_What is asked:_
Extract every line that includes the string "value".

Figure record listings:
************
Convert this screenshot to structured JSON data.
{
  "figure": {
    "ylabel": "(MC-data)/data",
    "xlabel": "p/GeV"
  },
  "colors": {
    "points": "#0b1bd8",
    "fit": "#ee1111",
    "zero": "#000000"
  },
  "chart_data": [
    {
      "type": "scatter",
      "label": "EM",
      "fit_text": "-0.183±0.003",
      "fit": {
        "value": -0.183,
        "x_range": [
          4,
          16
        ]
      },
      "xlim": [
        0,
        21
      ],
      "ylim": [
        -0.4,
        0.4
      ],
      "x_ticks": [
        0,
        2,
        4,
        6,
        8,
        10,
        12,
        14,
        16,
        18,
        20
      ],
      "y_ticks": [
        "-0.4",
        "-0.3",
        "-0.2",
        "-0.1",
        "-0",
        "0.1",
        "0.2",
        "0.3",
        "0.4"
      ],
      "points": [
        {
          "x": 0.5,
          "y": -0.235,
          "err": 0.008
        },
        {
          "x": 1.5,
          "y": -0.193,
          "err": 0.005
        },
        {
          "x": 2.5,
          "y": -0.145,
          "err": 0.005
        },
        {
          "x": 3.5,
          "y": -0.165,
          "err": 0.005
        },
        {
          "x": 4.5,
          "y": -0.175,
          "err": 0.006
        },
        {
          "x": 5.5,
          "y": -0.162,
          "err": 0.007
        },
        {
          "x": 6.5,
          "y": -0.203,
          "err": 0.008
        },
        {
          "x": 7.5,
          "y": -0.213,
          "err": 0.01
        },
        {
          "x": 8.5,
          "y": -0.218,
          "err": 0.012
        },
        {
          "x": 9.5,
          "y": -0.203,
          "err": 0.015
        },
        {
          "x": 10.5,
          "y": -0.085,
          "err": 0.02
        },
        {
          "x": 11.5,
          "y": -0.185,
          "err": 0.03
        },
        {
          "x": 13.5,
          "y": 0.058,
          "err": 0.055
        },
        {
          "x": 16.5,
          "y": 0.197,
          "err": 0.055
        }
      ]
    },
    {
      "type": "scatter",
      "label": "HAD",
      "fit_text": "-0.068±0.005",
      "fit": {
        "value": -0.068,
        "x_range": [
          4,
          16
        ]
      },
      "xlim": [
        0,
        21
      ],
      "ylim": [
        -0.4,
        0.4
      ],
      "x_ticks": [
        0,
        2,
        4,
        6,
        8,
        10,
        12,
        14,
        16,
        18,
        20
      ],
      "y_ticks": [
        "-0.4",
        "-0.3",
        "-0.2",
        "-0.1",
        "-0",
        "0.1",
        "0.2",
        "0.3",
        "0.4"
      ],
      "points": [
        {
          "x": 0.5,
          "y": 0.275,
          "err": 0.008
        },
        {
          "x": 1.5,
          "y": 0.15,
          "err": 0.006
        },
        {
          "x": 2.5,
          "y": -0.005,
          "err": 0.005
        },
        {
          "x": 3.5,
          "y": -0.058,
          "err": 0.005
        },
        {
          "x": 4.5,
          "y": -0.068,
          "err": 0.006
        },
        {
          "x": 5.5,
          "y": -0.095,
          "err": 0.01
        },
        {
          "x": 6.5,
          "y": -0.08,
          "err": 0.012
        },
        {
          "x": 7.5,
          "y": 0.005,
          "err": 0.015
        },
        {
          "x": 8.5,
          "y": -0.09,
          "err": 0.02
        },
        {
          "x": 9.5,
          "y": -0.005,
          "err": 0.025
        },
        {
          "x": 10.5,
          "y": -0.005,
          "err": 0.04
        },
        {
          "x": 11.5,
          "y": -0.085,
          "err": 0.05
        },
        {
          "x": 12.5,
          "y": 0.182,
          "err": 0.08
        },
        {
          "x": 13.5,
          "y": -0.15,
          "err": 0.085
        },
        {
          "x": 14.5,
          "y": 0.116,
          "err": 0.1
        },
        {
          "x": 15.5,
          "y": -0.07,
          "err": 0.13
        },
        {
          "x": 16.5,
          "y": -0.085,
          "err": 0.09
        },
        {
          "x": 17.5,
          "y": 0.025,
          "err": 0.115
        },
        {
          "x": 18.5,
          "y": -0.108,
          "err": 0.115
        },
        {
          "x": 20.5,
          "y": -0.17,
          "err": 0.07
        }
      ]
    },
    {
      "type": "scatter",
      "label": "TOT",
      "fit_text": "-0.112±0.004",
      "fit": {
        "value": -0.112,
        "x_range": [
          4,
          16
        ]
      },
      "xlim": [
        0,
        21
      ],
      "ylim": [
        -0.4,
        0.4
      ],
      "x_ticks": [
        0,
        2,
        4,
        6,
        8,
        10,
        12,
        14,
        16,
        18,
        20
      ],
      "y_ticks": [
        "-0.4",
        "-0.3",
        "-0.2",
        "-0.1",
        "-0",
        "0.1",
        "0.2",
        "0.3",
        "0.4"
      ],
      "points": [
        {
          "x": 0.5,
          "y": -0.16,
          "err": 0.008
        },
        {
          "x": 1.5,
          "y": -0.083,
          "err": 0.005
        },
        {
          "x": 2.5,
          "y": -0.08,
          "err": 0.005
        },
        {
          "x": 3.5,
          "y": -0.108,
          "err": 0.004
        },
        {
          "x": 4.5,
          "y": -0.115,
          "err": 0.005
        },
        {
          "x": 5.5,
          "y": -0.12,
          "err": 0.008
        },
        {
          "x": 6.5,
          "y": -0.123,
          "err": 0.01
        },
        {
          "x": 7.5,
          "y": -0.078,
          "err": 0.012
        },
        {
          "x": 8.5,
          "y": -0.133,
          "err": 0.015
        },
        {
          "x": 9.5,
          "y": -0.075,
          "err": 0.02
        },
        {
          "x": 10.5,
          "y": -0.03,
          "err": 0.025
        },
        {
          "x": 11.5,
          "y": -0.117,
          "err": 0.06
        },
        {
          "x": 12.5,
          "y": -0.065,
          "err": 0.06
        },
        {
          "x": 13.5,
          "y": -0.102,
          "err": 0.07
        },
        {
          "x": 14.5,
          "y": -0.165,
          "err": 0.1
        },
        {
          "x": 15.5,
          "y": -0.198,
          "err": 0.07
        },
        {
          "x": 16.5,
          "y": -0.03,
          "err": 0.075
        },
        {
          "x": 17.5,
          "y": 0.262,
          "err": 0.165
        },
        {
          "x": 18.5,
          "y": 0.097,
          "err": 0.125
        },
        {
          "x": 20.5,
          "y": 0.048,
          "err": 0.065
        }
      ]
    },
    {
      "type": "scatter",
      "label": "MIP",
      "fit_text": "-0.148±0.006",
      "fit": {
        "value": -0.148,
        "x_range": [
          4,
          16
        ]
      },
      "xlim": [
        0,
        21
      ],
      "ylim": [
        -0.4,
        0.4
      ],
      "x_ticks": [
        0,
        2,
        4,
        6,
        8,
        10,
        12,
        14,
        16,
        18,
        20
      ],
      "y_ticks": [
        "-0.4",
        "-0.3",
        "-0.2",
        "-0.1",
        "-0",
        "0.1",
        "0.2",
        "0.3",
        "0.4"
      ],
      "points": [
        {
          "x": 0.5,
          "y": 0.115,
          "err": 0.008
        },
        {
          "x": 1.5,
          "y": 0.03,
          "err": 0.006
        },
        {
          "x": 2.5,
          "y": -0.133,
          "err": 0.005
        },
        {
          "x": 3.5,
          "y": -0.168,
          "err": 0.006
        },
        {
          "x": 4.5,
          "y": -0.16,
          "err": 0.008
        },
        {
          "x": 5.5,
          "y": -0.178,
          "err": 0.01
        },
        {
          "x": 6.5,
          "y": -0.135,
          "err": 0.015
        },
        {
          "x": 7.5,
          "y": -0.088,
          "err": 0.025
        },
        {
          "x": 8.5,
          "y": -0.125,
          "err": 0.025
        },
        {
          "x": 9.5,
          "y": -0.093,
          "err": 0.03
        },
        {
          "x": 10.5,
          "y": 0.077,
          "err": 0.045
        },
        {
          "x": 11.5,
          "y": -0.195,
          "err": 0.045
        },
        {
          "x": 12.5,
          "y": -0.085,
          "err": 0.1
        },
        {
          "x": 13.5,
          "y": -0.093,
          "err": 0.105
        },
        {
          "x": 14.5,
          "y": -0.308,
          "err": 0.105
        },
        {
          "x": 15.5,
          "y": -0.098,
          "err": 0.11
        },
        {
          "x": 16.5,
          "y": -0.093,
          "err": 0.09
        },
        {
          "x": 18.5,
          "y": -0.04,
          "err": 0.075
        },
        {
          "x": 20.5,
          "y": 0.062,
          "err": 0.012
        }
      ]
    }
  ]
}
************
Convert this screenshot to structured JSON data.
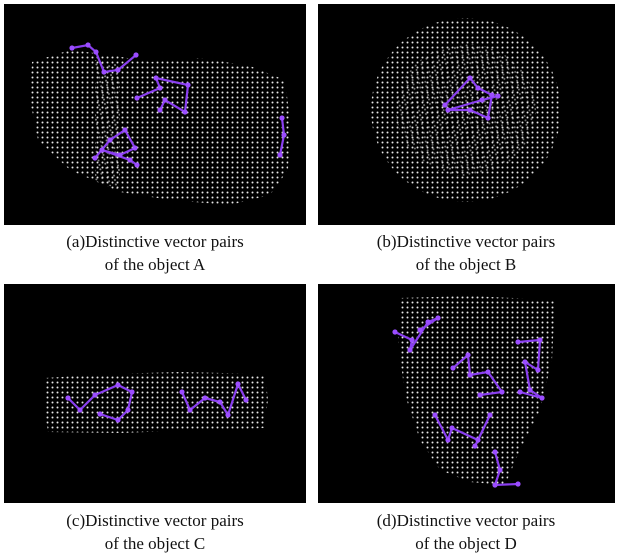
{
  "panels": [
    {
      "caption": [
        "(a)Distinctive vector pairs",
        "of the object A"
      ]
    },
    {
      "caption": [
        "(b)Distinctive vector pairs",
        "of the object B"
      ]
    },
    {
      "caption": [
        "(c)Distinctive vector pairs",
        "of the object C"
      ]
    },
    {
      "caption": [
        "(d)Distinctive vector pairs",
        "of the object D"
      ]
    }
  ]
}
************
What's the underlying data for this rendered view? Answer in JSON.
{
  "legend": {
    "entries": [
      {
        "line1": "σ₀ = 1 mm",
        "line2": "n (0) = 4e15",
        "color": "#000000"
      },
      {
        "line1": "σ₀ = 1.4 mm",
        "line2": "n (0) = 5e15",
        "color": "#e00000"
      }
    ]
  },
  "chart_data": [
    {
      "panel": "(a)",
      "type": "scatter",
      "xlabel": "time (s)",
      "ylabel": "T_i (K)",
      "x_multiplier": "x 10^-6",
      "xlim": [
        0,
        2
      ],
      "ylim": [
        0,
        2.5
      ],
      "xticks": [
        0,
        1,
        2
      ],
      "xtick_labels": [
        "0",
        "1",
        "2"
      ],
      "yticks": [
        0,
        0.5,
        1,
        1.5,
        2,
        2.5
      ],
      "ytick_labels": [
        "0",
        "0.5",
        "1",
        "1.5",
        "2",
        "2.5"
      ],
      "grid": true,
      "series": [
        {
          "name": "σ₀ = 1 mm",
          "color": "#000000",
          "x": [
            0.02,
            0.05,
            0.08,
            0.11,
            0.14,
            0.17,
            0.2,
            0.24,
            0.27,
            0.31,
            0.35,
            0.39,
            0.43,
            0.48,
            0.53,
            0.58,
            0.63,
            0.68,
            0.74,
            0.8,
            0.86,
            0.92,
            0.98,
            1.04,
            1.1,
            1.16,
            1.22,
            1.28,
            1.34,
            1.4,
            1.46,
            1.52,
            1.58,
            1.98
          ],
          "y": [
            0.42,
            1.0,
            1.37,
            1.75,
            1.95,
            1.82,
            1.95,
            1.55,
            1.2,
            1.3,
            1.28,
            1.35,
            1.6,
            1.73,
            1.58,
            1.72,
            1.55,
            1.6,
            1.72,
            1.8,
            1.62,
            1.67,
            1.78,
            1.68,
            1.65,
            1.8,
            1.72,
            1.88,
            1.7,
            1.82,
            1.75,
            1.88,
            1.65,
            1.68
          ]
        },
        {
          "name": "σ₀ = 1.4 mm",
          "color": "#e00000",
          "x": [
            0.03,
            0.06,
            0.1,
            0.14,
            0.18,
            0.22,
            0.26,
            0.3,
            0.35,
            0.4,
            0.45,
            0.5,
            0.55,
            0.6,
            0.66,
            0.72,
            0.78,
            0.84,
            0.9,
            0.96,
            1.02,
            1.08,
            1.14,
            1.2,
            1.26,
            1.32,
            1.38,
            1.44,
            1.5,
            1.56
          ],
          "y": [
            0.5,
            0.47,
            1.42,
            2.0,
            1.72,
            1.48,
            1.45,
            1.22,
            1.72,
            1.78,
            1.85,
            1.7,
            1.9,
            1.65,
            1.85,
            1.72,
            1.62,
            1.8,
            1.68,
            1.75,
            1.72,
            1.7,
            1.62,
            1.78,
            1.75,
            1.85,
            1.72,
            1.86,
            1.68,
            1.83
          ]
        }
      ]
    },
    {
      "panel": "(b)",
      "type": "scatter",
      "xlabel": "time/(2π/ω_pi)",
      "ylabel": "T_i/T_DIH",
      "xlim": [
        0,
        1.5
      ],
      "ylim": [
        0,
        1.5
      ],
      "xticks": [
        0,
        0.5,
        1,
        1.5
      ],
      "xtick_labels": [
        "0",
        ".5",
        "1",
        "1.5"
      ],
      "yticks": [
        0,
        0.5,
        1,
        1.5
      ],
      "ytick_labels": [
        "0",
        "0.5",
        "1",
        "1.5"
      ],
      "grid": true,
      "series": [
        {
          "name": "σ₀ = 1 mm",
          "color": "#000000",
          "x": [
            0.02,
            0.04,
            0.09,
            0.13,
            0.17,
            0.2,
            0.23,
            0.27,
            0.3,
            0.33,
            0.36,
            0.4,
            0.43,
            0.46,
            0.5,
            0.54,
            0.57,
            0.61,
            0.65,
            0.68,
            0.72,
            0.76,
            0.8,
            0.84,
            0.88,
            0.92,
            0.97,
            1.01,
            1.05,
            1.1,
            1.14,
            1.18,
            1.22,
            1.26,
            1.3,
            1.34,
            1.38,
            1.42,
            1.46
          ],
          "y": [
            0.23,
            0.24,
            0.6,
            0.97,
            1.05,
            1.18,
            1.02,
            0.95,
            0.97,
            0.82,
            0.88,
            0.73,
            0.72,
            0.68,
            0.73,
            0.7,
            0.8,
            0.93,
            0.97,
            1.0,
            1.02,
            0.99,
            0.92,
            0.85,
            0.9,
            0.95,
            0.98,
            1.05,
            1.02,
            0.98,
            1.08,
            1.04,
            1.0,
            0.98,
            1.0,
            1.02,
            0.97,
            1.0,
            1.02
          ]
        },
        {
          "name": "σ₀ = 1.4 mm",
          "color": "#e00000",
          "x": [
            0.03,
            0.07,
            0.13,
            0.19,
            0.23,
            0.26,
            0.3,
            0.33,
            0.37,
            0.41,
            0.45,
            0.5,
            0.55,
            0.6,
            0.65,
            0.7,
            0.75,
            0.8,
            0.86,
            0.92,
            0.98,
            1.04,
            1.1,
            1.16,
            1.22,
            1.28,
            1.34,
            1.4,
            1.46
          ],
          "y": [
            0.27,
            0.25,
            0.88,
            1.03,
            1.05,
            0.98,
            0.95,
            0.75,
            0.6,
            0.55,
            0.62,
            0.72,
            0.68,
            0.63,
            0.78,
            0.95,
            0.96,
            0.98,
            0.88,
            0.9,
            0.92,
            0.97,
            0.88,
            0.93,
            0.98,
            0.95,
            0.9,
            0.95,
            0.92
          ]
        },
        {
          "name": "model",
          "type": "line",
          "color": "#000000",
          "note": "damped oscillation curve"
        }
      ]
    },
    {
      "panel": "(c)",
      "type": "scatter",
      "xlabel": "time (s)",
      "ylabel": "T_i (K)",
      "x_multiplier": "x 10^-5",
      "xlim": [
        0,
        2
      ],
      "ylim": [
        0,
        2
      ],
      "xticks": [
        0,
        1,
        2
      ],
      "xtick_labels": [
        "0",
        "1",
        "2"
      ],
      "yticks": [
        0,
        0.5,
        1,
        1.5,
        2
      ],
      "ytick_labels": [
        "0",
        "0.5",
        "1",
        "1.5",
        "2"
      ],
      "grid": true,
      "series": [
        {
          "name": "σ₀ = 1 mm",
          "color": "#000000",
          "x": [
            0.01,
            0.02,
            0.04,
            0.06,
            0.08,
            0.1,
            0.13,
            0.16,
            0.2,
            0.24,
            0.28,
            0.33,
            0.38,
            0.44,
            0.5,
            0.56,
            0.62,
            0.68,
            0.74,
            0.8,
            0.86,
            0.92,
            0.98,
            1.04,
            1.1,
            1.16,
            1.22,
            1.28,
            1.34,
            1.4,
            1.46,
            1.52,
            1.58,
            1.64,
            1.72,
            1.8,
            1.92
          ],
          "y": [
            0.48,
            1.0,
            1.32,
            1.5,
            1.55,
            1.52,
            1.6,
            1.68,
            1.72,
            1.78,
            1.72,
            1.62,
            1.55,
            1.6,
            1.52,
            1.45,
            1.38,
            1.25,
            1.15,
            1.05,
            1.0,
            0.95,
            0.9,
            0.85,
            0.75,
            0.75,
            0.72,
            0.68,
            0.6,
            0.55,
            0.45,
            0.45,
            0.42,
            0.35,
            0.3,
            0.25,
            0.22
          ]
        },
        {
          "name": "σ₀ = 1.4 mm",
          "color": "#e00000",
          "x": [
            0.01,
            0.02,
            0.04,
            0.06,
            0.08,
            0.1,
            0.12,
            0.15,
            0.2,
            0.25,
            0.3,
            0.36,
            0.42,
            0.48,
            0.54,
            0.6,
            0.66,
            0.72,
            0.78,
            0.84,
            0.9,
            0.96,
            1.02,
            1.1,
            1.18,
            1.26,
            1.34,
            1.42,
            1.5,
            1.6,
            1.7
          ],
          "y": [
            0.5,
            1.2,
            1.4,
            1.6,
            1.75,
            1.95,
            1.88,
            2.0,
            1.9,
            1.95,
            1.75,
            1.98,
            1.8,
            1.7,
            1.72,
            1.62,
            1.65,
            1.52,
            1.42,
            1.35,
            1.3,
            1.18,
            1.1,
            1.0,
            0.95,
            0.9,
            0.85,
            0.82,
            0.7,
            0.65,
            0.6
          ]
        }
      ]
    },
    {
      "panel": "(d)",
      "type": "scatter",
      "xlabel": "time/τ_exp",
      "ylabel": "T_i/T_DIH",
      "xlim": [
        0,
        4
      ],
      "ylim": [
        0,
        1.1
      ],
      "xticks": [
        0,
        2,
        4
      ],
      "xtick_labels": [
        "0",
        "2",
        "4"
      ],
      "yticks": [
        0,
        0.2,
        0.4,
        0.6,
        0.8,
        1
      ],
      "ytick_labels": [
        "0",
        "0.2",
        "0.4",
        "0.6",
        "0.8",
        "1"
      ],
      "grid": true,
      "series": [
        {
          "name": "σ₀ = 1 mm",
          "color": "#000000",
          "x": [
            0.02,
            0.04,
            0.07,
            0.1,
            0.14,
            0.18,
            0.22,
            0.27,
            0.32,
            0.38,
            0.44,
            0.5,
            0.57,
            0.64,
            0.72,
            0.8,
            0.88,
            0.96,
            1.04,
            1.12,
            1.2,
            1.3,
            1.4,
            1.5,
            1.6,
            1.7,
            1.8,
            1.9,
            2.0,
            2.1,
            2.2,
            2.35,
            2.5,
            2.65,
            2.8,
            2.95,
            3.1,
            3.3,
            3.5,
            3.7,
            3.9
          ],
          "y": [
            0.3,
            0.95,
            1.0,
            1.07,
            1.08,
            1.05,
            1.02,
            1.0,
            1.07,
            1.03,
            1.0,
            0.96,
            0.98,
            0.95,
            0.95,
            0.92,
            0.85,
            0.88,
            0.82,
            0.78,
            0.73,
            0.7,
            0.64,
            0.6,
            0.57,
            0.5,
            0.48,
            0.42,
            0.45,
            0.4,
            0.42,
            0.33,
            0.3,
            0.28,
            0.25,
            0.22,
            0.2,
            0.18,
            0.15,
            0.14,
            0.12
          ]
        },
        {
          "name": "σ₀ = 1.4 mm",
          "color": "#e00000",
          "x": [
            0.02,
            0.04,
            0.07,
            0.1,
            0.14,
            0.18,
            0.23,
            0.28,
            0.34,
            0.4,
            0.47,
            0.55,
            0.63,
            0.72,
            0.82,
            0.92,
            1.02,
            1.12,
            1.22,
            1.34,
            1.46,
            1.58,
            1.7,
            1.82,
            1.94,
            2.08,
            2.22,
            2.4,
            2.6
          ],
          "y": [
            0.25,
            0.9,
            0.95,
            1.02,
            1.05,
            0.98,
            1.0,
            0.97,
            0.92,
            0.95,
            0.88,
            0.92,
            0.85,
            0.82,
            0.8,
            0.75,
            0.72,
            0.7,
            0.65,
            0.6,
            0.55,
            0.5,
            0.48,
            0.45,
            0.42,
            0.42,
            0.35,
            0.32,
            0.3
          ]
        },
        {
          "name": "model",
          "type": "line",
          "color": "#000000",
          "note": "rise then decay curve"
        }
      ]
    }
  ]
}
************
_Answer in full:_
        "value": -0.183,
        "value": -0.068,
        "value": -0.112,
        "value": -0.148,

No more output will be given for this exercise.